● **Recorded data**:
╭──
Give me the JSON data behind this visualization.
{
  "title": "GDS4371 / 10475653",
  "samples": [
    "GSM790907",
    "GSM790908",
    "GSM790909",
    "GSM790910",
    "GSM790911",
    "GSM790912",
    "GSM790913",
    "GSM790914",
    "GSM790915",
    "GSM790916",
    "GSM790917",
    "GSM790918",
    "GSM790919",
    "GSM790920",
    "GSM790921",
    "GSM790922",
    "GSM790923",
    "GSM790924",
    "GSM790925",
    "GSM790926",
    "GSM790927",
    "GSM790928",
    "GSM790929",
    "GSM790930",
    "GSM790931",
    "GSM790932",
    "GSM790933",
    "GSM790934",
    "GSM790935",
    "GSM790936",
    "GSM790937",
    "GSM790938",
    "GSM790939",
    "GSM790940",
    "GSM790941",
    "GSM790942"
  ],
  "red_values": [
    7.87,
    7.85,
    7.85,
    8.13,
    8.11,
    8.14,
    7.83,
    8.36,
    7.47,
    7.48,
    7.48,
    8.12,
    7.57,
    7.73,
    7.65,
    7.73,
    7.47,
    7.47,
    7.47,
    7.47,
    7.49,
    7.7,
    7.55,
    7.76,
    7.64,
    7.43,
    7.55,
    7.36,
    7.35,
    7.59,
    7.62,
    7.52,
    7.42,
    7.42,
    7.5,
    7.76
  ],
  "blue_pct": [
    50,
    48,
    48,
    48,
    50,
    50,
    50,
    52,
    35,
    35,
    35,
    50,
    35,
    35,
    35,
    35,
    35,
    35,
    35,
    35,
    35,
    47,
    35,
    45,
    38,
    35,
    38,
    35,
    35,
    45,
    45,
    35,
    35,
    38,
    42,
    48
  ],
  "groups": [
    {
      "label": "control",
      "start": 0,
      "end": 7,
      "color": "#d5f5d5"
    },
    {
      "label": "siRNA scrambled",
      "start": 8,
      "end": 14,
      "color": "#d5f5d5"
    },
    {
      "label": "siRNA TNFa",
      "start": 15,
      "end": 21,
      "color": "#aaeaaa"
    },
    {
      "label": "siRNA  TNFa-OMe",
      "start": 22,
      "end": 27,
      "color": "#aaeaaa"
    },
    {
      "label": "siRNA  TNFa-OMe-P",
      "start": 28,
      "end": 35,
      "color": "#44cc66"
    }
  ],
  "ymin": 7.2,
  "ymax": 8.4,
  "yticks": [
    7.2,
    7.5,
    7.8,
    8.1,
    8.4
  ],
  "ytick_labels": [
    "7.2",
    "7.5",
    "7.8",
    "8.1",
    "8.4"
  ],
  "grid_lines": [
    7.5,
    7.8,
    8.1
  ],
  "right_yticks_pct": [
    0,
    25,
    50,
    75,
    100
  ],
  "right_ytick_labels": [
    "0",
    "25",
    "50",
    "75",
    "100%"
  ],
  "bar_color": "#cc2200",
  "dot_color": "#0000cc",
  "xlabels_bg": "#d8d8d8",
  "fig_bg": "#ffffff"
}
╰──
● **Work to complete**:
Wherever the word "start" occurs in a line of the listing, copy that line.

● **Result of this exercise**:
      "start": 0,
      "start": 8,
      "start": 15,
      "start": 22,
      "start": 28,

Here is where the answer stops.